§ **DO THIS**
Provide the records once more, identical to the original.

§ **DATA ROWS**
****************

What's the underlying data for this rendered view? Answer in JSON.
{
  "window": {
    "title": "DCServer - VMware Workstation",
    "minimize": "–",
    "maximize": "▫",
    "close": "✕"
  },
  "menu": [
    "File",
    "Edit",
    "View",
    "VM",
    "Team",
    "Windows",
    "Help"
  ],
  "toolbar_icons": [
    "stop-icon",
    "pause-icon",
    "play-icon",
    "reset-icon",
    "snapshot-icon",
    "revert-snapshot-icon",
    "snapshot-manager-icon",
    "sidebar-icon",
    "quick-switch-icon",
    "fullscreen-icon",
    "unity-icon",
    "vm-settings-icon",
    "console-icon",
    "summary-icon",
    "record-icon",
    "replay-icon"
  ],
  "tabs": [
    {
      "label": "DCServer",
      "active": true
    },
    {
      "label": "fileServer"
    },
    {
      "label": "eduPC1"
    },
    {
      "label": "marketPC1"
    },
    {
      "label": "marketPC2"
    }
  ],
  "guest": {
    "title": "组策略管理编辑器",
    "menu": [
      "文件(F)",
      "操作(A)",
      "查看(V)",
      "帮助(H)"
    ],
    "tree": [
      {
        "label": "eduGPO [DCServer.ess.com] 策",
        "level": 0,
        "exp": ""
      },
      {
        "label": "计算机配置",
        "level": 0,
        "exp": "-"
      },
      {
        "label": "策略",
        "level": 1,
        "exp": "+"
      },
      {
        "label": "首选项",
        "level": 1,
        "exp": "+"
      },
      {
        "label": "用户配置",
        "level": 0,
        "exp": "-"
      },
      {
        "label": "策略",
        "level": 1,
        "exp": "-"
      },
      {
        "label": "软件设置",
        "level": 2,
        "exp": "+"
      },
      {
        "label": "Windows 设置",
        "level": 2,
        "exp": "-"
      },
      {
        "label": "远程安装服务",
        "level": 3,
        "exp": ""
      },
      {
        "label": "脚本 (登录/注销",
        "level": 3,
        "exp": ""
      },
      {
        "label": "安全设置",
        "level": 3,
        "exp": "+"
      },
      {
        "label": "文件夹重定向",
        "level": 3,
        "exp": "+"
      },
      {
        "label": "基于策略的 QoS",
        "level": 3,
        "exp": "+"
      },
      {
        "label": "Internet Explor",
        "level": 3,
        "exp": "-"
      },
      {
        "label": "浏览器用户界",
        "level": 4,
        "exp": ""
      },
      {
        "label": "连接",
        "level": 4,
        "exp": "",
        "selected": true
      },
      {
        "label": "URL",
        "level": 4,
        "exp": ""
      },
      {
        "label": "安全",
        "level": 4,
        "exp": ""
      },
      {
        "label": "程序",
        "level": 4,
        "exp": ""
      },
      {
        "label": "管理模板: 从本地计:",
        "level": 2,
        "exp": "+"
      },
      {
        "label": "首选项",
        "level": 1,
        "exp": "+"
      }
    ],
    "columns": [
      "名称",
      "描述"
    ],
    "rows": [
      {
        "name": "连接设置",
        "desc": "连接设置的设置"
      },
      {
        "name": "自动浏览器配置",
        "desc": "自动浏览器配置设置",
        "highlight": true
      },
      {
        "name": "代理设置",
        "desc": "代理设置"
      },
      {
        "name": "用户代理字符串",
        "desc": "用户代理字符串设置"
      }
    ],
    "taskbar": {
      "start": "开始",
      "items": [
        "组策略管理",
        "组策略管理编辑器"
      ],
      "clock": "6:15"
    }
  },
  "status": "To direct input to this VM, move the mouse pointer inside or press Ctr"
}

****************

§ **EXERCISE SOLUTION**
What's the underlying data for this rendered view? Answer in JSON.
{
  "window": {
    "title": "DCServer - VMware Workstation",
    "minimize": "–",
    "maximize": "▫",
    "close": "✕"
  },
  "menu": [
    "File",
    "Edit",
    "View",
    "VM",
    "Team",
    "Windows",
    "Help"
  ],
  "toolbar_icons": [
    "stop-icon",
    "pause-icon",
    "play-icon",
    "reset-icon",
    "snapshot-icon",
    "revert-snapshot-icon",
    "snapshot-manager-icon",
    "sidebar-icon",
    "quick-switch-icon",
    "fullscreen-icon",
    "unity-icon",
    "vm-settings-icon",
    "console-icon",
    "summary-icon",
    "record-icon",
    "replay-icon"
  ],
  "tabs": [
    {
      "label": "DCServer",
      "active": true
    },
    {
      "label": "fileServer"
    },
    {
      "label": "eduPC1"
    },
    {
      "label": "marketPC1"
    },
    {
      "label": "marketPC2"
    }
  ],
  "guest": {
    "title": "组策略管理编辑器",
    "menu": [
      "文件(F)",
      "操作(A)",
      "查看(V)",
      "帮助(H)"
    ],
    "tree": [
      {
        "label": "eduGPO [DCServer.ess.com] 策",
        "level": 0,
        "exp": ""
      },
      {
        "label": "计算机配置",
        "level": 0,
        "exp": "-"
      },
      {
        "label": "策略",
        "level": 1,
        "exp": "+"
      },
      {
        "label": "首选项",
        "level": 1,
        "exp": "+"
      },
      {
        "label": "用户配置",
        "level": 0,
        "exp": "-"
      },
      {
        "label": "策略",
        "level": 1,
        "exp": "-"
      },
      {
        "label": "软件设置",
        "level": 2,
        "exp": "+"
      },
      {
        "label": "Windows 设置",
        "level": 2,
        "exp": "-"
      },
      {
        "label": "远程安装服务",
        "level": 3,
        "exp": ""
      },
      {
        "label": "脚本 (登录/注销",
        "level": 3,
        "exp": ""
      },
      {
        "label": "安全设置",
        "level": 3,
        "exp": "+"
      },
      {
        "label": "文件夹重定向",
        "level": 3,
        "exp": "+"
      },
      {
        "label": "基于策略的 QoS",
        "level": 3,
        "exp": "+"
      },
      {
        "label": "Internet Explor",
        "level": 3,
        "exp": "-"
      },
      {
        "label": "浏览器用户界",
        "level": 4,
        "exp": ""
      },
      {
        "label": "连接",
        "level": 4,
        "exp": "",
        "selected": true
      },
      {
        "label": "URL",
        "level": 4,
        "exp": ""
      },
      {
        "label": "安全",
        "level": 4,
        "exp": ""
      },
      {
        "label": "程序",
        "level": 4,
        "exp": ""
      },
      {
        "label": "管理模板: 从本地计:",
        "level": 2,
        "exp": "+"
      },
      {
        "label": "首选项",
        "level": 1,
        "exp": "+"
      }
    ],
    "columns": [
      "名称",
      "描述"
    ],
    "rows": [
      {
        "name": "连接设置",
        "desc": "连接设置的设置"
      },
      {
        "name": "自动浏览器配置",
        "desc": "自动浏览器配置设置",
        "highlight": true
      },
      {
        "name": "代理设置",
        "desc": "代理设置"
      },
      {
        "name": "用户代理字符串",
        "desc": "用户代理字符串设置"
      }
    ],
    "taskbar": {
      "start": "开始",
      "items": [
        "组策略管理",
        "组策略管理编辑器"
      ],
      "clock": "6:15"
    }
  },
  "status": "To direct input to this VM, move the mouse pointer inside or press Ctr"
}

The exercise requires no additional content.